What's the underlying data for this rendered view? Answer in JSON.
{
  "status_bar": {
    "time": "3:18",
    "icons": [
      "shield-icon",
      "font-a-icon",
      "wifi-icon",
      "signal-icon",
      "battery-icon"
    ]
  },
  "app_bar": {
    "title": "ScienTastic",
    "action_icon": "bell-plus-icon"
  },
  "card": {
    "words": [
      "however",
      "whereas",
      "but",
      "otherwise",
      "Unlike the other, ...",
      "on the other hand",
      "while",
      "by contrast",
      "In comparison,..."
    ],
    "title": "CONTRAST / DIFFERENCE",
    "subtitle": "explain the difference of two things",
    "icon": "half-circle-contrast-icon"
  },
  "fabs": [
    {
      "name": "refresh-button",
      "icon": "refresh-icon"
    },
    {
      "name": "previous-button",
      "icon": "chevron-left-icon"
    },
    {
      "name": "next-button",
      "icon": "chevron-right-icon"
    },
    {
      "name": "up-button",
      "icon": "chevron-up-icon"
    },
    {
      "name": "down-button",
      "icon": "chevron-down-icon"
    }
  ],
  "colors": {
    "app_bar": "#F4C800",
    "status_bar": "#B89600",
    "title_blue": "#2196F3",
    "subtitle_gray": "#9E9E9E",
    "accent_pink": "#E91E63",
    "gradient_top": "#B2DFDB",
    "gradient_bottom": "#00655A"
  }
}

• OBJECTIVE:
Consider the entries above and return each line with the string "name".

• TASK OUTPUT:
      "name": "refresh-button",
      "name": "previous-button",
      "name": "next-button",
      "name": "up-button",
      "name": "down-button",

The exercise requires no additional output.